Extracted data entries
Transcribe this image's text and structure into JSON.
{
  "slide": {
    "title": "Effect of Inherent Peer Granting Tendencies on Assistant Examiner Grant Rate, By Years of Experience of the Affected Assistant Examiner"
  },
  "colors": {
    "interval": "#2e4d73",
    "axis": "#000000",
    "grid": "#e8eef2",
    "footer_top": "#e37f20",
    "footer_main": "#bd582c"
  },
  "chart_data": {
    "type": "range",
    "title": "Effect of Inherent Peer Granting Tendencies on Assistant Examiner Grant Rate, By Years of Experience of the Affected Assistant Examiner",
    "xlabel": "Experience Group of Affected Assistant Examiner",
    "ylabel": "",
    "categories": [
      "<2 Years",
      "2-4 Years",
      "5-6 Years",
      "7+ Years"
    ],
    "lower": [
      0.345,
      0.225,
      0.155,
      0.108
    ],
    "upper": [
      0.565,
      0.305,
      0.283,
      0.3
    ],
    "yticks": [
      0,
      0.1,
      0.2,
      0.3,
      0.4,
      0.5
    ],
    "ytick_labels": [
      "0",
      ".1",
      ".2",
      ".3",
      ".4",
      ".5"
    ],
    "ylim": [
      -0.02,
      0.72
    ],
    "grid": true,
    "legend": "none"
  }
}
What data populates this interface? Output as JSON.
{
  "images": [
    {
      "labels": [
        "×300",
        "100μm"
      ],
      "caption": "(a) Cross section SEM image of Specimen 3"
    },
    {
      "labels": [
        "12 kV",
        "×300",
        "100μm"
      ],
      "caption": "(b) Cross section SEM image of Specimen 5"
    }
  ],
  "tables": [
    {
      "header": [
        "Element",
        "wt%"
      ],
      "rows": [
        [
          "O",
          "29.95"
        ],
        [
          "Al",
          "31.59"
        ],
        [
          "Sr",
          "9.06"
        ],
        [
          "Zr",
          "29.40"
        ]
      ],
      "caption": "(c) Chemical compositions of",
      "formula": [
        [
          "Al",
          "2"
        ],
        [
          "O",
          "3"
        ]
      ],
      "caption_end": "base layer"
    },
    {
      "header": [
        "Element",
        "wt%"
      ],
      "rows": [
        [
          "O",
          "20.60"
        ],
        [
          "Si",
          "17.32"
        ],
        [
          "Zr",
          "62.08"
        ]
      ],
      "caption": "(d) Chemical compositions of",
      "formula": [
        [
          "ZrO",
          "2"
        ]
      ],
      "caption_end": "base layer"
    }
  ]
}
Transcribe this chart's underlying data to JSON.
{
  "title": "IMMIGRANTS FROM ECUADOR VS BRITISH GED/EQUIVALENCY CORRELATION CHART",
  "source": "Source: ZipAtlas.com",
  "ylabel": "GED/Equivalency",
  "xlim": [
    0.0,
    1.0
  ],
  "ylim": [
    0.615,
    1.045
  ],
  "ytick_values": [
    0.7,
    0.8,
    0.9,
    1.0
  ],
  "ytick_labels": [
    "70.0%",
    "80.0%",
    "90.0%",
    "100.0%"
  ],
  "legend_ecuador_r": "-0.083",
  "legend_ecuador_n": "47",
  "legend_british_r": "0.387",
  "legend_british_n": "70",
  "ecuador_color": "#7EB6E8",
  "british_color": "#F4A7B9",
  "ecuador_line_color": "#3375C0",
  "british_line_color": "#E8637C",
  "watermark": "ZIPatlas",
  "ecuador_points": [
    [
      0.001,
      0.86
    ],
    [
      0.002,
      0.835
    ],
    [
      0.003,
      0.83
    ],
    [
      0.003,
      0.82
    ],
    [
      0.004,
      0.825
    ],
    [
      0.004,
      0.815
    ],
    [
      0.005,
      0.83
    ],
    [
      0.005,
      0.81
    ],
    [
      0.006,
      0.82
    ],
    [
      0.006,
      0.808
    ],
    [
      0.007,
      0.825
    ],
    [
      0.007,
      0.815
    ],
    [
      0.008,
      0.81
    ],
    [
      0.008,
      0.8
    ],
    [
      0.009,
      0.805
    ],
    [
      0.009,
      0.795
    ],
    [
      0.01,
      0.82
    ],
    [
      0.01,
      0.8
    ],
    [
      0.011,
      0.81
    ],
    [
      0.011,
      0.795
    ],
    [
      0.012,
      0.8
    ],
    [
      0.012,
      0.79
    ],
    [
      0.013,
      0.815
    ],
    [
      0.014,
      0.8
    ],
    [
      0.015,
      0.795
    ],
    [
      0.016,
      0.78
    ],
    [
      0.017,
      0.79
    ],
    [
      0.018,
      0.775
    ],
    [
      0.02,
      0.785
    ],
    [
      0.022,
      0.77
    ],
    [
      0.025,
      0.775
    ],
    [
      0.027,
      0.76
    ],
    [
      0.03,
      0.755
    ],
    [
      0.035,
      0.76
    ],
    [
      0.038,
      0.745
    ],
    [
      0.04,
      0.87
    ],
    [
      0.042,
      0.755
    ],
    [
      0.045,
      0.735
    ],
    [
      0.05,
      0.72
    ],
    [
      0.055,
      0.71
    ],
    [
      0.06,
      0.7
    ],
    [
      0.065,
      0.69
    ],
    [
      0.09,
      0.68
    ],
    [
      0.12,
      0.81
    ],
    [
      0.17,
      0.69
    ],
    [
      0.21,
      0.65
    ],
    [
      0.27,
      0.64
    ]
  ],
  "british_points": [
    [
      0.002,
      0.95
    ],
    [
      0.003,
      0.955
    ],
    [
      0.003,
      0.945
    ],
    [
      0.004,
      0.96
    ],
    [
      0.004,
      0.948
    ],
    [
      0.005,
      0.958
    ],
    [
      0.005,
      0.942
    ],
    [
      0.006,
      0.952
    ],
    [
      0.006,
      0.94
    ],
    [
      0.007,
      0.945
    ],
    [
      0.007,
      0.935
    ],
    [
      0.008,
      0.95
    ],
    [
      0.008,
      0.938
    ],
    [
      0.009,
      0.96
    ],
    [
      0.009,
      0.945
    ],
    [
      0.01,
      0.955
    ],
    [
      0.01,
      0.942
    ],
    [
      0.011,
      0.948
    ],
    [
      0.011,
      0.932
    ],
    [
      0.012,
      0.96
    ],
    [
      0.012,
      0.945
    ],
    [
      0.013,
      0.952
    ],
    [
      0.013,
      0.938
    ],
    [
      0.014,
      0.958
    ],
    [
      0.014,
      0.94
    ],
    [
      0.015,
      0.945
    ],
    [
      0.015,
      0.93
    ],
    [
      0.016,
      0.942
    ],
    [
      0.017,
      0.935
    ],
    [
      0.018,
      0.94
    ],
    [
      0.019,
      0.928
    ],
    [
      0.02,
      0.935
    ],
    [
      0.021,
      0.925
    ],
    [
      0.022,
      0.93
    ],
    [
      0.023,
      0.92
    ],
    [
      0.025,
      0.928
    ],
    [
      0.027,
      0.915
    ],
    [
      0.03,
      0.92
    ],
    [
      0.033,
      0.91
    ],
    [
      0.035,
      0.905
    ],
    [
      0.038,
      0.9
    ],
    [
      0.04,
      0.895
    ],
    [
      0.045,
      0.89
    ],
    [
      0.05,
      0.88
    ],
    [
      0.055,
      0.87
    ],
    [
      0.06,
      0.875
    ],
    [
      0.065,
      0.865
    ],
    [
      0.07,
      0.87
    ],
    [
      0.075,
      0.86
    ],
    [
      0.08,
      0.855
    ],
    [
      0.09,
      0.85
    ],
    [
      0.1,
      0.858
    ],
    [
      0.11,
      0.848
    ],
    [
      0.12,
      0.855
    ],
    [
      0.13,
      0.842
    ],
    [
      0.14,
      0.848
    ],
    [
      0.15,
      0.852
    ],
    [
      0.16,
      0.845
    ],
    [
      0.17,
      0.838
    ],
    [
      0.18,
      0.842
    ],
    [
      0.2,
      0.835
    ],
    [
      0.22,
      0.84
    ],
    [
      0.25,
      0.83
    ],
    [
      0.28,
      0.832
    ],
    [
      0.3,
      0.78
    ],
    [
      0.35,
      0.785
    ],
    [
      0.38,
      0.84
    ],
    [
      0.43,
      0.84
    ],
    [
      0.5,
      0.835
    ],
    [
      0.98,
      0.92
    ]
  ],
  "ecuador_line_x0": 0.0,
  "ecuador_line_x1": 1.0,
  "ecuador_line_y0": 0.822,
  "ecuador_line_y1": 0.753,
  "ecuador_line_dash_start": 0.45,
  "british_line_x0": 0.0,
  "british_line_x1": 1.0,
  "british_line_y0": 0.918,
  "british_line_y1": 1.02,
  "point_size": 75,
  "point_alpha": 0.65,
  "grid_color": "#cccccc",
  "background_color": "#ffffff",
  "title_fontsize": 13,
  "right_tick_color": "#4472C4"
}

> **Description of the task**: Check each line in the records for the word "JSON" and say how many have it, with nothing else.

> **Correct output**: 3